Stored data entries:
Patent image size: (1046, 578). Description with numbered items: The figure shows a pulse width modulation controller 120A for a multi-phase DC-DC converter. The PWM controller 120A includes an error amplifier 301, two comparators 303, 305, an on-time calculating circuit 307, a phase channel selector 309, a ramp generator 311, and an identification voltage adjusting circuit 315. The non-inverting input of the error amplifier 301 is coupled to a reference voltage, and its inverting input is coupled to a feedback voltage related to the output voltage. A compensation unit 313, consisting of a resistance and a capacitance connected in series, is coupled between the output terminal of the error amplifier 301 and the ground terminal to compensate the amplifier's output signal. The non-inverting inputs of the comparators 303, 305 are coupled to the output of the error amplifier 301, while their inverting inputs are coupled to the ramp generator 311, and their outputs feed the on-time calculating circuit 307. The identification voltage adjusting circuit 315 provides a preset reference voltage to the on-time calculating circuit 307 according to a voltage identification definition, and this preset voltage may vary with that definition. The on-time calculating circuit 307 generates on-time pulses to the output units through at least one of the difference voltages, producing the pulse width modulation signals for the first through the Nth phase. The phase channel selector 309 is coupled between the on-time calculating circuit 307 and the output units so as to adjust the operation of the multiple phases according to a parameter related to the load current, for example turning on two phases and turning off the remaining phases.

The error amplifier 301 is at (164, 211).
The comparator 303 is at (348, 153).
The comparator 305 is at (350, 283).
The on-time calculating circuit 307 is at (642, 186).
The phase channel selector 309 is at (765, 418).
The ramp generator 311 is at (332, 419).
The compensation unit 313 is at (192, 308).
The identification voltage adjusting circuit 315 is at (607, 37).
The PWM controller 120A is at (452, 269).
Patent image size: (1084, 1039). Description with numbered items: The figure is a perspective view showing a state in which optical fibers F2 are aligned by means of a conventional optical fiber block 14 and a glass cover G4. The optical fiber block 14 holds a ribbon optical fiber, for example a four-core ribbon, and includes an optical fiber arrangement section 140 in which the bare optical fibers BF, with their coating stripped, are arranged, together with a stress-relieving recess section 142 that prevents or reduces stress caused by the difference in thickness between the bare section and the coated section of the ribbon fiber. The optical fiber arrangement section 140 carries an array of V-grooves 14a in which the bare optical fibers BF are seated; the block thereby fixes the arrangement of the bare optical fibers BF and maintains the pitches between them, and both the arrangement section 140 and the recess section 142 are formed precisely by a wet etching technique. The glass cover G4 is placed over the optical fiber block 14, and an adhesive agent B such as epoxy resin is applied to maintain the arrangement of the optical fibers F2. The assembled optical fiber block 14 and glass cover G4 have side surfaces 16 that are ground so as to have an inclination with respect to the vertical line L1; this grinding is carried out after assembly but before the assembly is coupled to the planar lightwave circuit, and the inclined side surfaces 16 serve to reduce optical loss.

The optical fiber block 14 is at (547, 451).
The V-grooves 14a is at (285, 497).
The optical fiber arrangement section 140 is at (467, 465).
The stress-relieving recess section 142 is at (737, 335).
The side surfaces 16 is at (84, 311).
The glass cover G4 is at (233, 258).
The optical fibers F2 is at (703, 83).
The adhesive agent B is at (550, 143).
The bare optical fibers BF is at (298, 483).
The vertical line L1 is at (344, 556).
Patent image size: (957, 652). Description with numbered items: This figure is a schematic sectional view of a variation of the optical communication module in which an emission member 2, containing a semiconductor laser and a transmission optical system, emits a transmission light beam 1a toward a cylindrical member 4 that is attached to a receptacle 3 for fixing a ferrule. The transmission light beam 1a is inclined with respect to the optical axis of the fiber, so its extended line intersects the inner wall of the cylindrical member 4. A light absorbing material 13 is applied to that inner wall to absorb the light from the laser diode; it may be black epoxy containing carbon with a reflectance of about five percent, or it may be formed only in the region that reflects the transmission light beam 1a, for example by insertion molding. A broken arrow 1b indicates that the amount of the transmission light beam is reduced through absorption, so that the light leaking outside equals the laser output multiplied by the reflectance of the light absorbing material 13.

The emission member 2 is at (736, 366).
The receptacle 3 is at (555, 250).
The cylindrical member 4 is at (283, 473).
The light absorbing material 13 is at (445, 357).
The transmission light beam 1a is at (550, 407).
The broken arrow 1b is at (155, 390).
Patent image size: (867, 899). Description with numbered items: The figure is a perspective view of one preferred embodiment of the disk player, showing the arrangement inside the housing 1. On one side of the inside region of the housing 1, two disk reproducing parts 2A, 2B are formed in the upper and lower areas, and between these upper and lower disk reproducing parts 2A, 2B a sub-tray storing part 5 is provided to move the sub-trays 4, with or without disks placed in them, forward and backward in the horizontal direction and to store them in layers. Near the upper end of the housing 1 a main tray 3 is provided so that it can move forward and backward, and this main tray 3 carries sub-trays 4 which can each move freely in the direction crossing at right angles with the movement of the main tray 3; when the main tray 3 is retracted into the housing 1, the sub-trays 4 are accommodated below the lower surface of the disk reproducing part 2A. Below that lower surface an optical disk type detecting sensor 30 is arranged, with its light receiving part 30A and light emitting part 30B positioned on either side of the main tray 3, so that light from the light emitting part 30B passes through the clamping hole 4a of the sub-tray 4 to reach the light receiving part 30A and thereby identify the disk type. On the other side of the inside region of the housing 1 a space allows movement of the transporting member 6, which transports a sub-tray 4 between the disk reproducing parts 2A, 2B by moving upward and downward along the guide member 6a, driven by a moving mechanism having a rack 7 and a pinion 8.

What needs to be done:
From the items above, pull out each line containing the string "calculating" and reproduce those lines unchanged.

Output of the task:
Patent image size: (1046, 578). Description with numbered items: The figure shows a pulse width modulation controller 120A for a multi-phase DC-DC converter. The PWM controller 120A includes an error amplifier 301, two comparators 303, 305, an on-time calculating circuit 307, a phase channel selector 309, a ramp generator 311, and an identification voltage adjusting circuit 315. The non-inverting input of the error amplifier 301 is coupled to a reference voltage, and its inverting input is coupled to a feedback voltage related to the output voltage. A compensation unit 313, consisting of a resistance and a capacitance connected in series, is coupled between the output terminal of the error amplifier 301 and the ground terminal to compensate the amplifier's output signal. The non-inverting inputs of the comparators 303, 305 are coupled to the output of the error amplifier 301, while their inverting inputs are coupled to the ramp generator 311, and their outputs feed the on-time calculating circuit 307. The identification voltage adjusting circuit 315 provides a preset reference voltage to the on-time calculating circuit 307 according to a voltage identification definition, and this preset voltage may vary with that definition. The on-time calculating circuit 307 generates on-time pulses to the output units through at least one of the difference voltages, producing the pulse width modulation signals for the first through the Nth phase. The phase channel selector 309 is coupled between the on-time calculating circuit 307 and the output units so as to adjust the operation of the multiple phases according to a parameter related to the load current, for example turning on two phases and turning off the remaining phases.
The on-time calculating circuit 307 is at (642, 186).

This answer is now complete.